Leave out every picture, then transcribe the rest of the listing exactly.

[Source data]
-------------------------
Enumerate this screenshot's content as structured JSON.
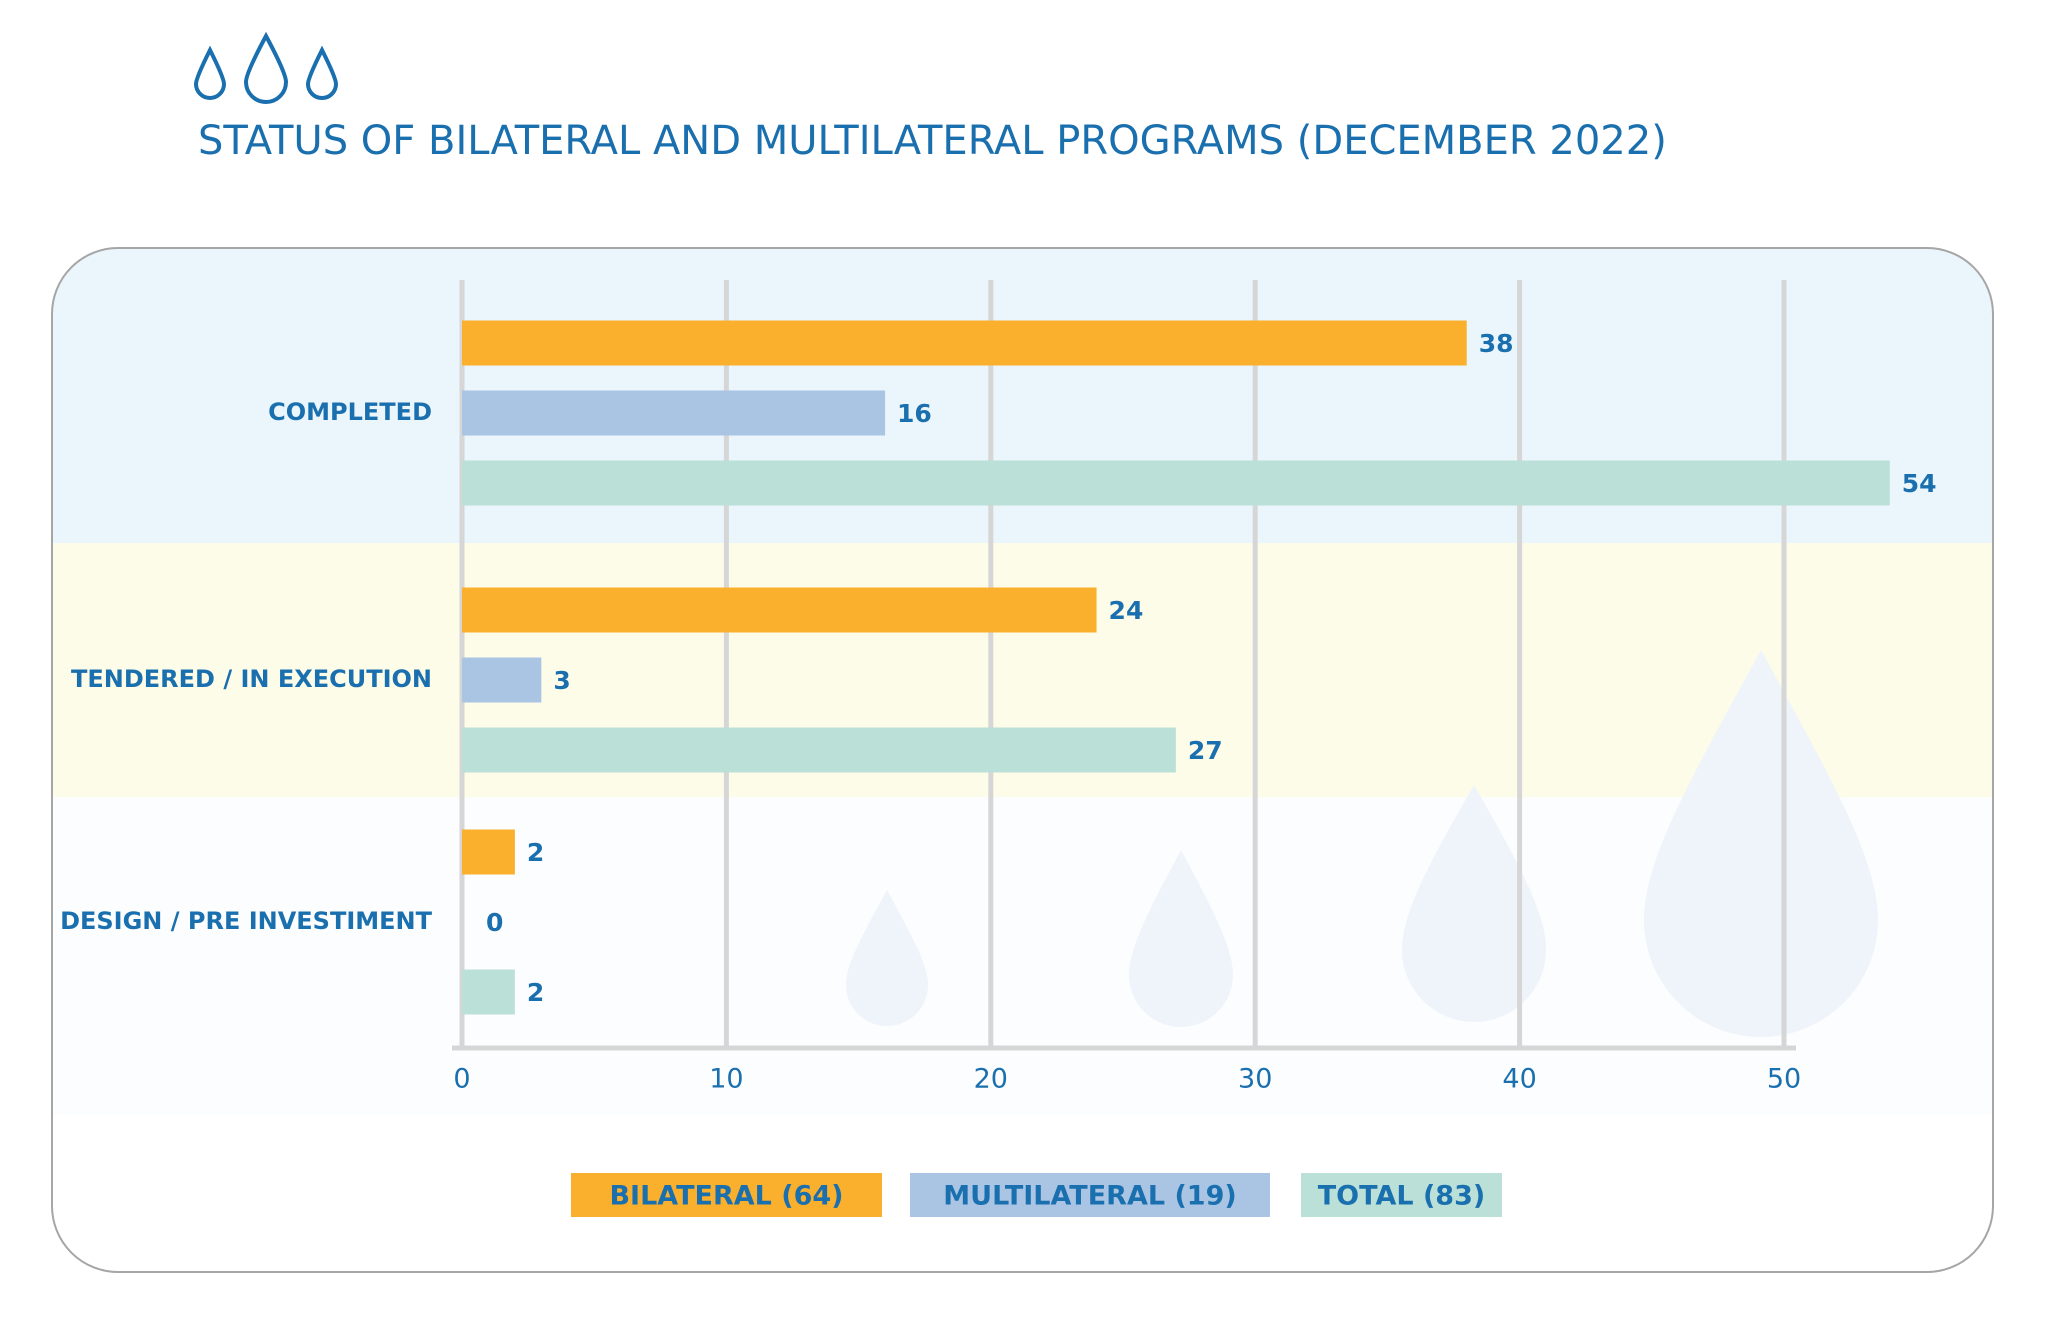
{
  "chart_data": {
    "type": "barh",
    "title": "STATUS OF BILATERAL AND MULTILATERAL PROGRAMS (DECEMBER 2022)",
    "categories": [
      "COMPLETED",
      "TENDERED / IN EXECUTION",
      "DESIGN / PRE INVESTIMENT"
    ],
    "series": [
      {
        "name": "BILATERAL (64)",
        "color": "#fbb02d",
        "values": [
          38,
          24,
          2
        ]
      },
      {
        "name": "MULTILATERAL (19)",
        "color": "#aac4e4",
        "values": [
          16,
          3,
          0
        ]
      },
      {
        "name": "TOTAL (83)",
        "color": "#bbe0d8",
        "values": [
          54,
          27,
          2
        ]
      }
    ],
    "xlim": [
      0,
      50
    ],
    "xticks": [
      0,
      10,
      20,
      30,
      40,
      50
    ],
    "grid": true,
    "legend": "bottom"
  }
}
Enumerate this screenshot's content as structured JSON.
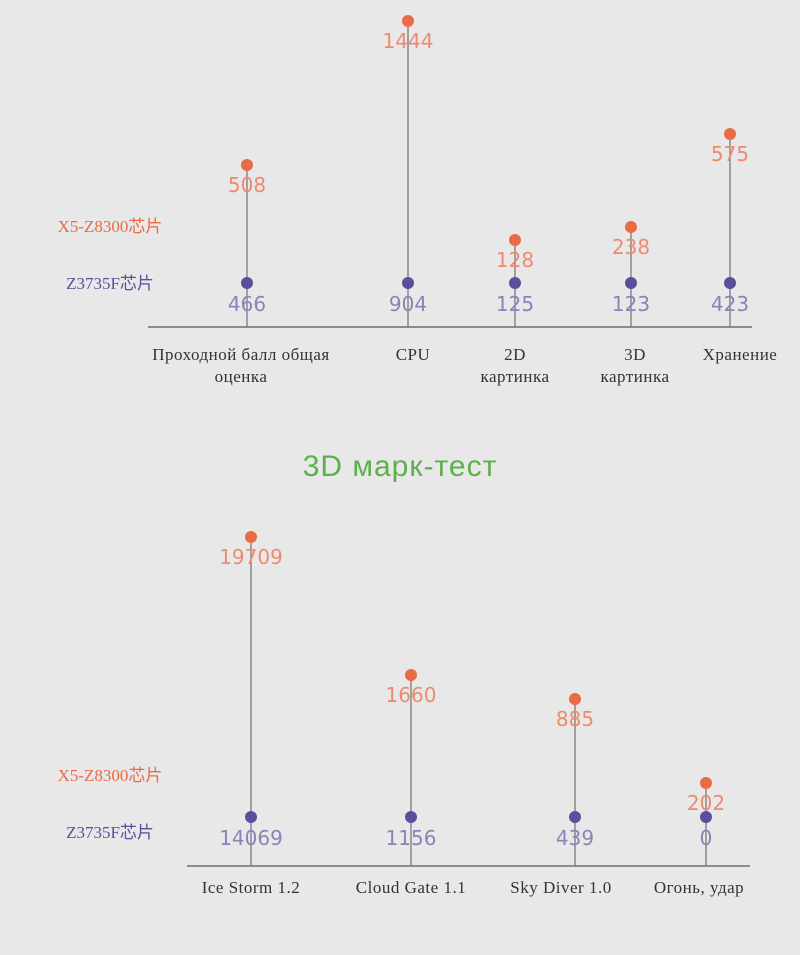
{
  "section_title": "3D марк-тест",
  "colors": {
    "background": "#e8e8e8",
    "orange": "#ea6a45",
    "purple": "#5a4f9c",
    "orange_label": "#ee8a70",
    "purple_label": "#8a83b8",
    "stem": "#7a7a7a",
    "axis": "#6e6e6e",
    "text": "#333333",
    "title": "#5cb04e"
  },
  "chart_data": [
    {
      "type": "lollipop",
      "legend_placement": "left",
      "categories": [
        "Проходной балл общая оценка",
        "CPU",
        "2D картинка",
        "3D картинка",
        "Хранение"
      ],
      "series": [
        {
          "name": "X5-Z8300芯片",
          "values": [
            508,
            1444,
            128,
            238,
            575
          ],
          "labels": [
            "508",
            "1444",
            "128",
            "238",
            "575"
          ]
        },
        {
          "name": "Z3735F芯片",
          "values": [
            466,
            904,
            125,
            123,
            423
          ],
          "labels": [
            "466",
            "904",
            "125",
            "123",
            "423"
          ]
        }
      ]
    },
    {
      "type": "lollipop",
      "legend_placement": "left",
      "categories": [
        "Ice Storm 1.2",
        "Cloud Gate 1.1",
        "Sky Diver 1.0",
        "Огонь, удар"
      ],
      "series": [
        {
          "name": "X5-Z8300芯片",
          "values": [
            19709,
            1660,
            885,
            202
          ],
          "labels": [
            "19709",
            "1660",
            "885",
            "202"
          ]
        },
        {
          "name": "Z3735F芯片",
          "values": [
            14069,
            1156,
            439,
            0
          ],
          "labels": [
            "14069",
            "1156",
            "439",
            "0"
          ]
        }
      ]
    }
  ]
}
-------------------------
Answer in full:
Enumerate this screenshot's content as structured JSON.
{
  "chart_data": {
    "type": "barh",
    "title": "STATUS OF BILATERAL AND MULTILATERAL PROGRAMS (DECEMBER 2022)",
    "categories": [
      "COMPLETED",
      "TENDERED / IN EXECUTION",
      "DESIGN / PRE INVESTIMENT"
    ],
    "series": [
      {
        "name": "BILATERAL (64)",
        "color": "#fbb02d",
        "values": [
          38,
          24,
          2
        ]
      },
      {
        "name": "MULTILATERAL (19)",
        "color": "#aac4e4",
        "values": [
          16,
          3,
          0
        ]
      },
      {
        "name": "TOTAL (83)",
        "color": "#bbe0d8",
        "values": [
          54,
          27,
          2
        ]
      }
    ],
    "xlim": [
      0,
      50
    ],
    "xticks": [
      0,
      10,
      20,
      30,
      40,
      50
    ],
    "grid": true,
    "legend": "bottom"
  }
}
Enumerate this screenshot's content as structured JSON.
{
  "section_title": "3D марк-тест",
  "colors": {
    "background": "#e8e8e8",
    "orange": "#ea6a45",
    "purple": "#5a4f9c",
    "orange_label": "#ee8a70",
    "purple_label": "#8a83b8",
    "stem": "#7a7a7a",
    "axis": "#6e6e6e",
    "text": "#333333",
    "title": "#5cb04e"
  },
  "chart_data": [
    {
      "type": "lollipop",
      "legend_placement": "left",
      "categories": [
        "Проходной балл общая оценка",
        "CPU",
        "2D картинка",
        "3D картинка",
        "Хранение"
      ],
      "series": [
        {
          "name": "X5-Z8300芯片",
          "values": [
            508,
            1444,
            128,
            238,
            575
          ],
          "labels": [
            "508",
            "1444",
            "128",
            "238",
            "575"
          ]
        },
        {
          "name": "Z3735F芯片",
          "values": [
            466,
            904,
            125,
            123,
            423
          ],
          "labels": [
            "466",
            "904",
            "125",
            "123",
            "423"
          ]
        }
      ]
    },
    {
      "type": "lollipop",
      "legend_placement": "left",
      "categories": [
        "Ice Storm 1.2",
        "Cloud Gate 1.1",
        "Sky Diver 1.0",
        "Огонь, удар"
      ],
      "series": [
        {
          "name": "X5-Z8300芯片",
          "values": [
            19709,
            1660,
            885,
            202
          ],
          "labels": [
            "19709",
            "1660",
            "885",
            "202"
          ]
        },
        {
          "name": "Z3735F芯片",
          "values": [
            14069,
            1156,
            439,
            0
          ],
          "labels": [
            "14069",
            "1156",
            "439",
            "0"
          ]
        }
      ]
    }
  ]
}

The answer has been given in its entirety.